#### Task instructions:
Can you write out all of the material below, word for word?

** START **

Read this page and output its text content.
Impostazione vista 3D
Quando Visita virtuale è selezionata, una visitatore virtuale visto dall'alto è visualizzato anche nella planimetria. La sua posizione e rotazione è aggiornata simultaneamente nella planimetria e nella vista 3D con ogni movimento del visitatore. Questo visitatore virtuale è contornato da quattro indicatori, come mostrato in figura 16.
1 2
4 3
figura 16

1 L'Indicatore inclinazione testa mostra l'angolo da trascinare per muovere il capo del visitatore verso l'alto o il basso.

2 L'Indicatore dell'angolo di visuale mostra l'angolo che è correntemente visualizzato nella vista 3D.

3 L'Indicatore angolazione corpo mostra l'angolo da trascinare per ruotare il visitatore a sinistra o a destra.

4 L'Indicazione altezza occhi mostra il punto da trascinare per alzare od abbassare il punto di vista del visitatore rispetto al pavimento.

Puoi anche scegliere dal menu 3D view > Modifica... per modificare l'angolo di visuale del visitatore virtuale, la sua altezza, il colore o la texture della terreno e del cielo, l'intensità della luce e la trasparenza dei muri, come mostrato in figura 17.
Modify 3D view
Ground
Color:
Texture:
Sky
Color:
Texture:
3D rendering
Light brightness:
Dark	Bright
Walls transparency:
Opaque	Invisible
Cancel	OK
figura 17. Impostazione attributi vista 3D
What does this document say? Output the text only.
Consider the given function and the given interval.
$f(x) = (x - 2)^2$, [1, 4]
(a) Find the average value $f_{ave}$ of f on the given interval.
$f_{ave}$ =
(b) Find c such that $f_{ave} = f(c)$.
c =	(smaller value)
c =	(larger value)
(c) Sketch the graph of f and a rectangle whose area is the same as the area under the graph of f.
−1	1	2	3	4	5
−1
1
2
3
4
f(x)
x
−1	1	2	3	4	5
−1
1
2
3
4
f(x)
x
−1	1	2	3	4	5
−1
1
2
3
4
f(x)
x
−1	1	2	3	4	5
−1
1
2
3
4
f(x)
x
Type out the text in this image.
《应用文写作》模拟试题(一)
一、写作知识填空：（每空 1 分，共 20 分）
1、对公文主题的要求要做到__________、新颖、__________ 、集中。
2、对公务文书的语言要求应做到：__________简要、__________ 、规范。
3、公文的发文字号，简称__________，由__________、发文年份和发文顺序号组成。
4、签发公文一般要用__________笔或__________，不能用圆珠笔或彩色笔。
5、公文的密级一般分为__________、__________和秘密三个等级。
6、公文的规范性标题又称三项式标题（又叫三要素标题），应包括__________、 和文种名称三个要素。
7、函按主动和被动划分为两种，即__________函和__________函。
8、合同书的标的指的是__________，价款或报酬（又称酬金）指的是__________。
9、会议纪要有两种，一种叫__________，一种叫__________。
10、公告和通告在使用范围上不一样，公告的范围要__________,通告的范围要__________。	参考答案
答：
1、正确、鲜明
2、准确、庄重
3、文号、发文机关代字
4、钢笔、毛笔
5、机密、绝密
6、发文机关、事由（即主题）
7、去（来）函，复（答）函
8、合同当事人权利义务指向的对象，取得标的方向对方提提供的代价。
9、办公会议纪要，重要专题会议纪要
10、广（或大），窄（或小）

** END **

#### Finished task:
Read this page and output its text content.
Impostazione vista 3D
Quando Visita virtuale è selezionata, una visitatore virtuale visto dall'alto è visualizzato anche nella planimetria. La sua posizione e rotazione è aggiornata simultaneamente nella planimetria e nella vista 3D con ogni movimento del visitatore. Questo visitatore virtuale è contornato da quattro indicatori, come mostrato in figura 16.
1 2
4 3
figura 16

1 L'Indicatore inclinazione testa mostra l'angolo da trascinare per muovere il capo del visitatore verso l'alto o il basso.

2 L'Indicatore dell'angolo di visuale mostra l'angolo che è correntemente visualizzato nella vista 3D.

3 L'Indicatore angolazione corpo mostra l'angolo da trascinare per ruotare il visitatore a sinistra o a destra.

4 L'Indicazione altezza occhi mostra il punto da trascinare per alzare od abbassare il punto di vista del visitatore rispetto al pavimento.

Puoi anche scegliere dal menu 3D view > Modifica... per modificare l'angolo di visuale del visitatore virtuale, la sua altezza, il colore o la texture della terreno e del cielo, l'intensità della luce e la trasparenza dei muri, come mostrato in figura 17.
Modify 3D view
Ground
Color:
Texture:
Sky
Color:
Texture:
3D rendering
Light brightness:
Dark	Bright
Walls transparency:
Opaque	Invisible
Cancel	OK
figura 17. Impostazione attributi vista 3D
What does this document say? Output the text only.
Consider the given function and the given interval.
$f(x) = (x - 2)^2$, [1, 4]
(a) Find the average value $f_{ave}$ of f on the given interval.
$f_{ave}$ =
(b) Find c such that $f_{ave} = f(c)$.
c =	(smaller value)
c =	(larger value)
(c) Sketch the graph of f and a rectangle whose area is the same as the area under the graph of f.
−1	1	2	3	4	5
−1
1
2
3
4
f(x)
x
−1	1	2	3	4	5
−1
1
2
3
4
f(x)
x
−1	1	2	3	4	5
−1
1
2
3
4
f(x)
x
−1	1	2	3	4	5
−1
1
2
3
4
f(x)
x
Type out the text in this image.
《应用文写作》模拟试题(一)
一、写作知识填空：（每空 1 分，共 20 分）
1、对公文主题的要求要做到__________、新颖、__________ 、集中。
2、对公务文书的语言要求应做到：__________简要、__________ 、规范。
3、公文的发文字号，简称__________，由__________、发文年份和发文顺序号组成。
4、签发公文一般要用__________笔或__________，不能用圆珠笔或彩色笔。
5、公文的密级一般分为__________、__________和秘密三个等级。
6、公文的规范性标题又称三项式标题（又叫三要素标题），应包括__________、 和文种名称三个要素。
7、函按主动和被动划分为两种，即__________函和__________函。
8、合同书的标的指的是__________，价款或报酬（又称酬金）指的是__________。
9、会议纪要有两种，一种叫__________，一种叫__________。
10、公告和通告在使用范围上不一样，公告的范围要__________,通告的范围要__________。	参考答案
答：
1、正确、鲜明
2、准确、庄重
3、文号、发文机关代字
4、钢笔、毛笔
5、机密、绝密
6、发文机关、事由（即主题）
7、去（来）函，复（答）函
8、合同当事人权利义务指向的对象，取得标的方向对方提提供的代价。
9、办公会议纪要，重要专题会议纪要
10、广（或大），窄（或小）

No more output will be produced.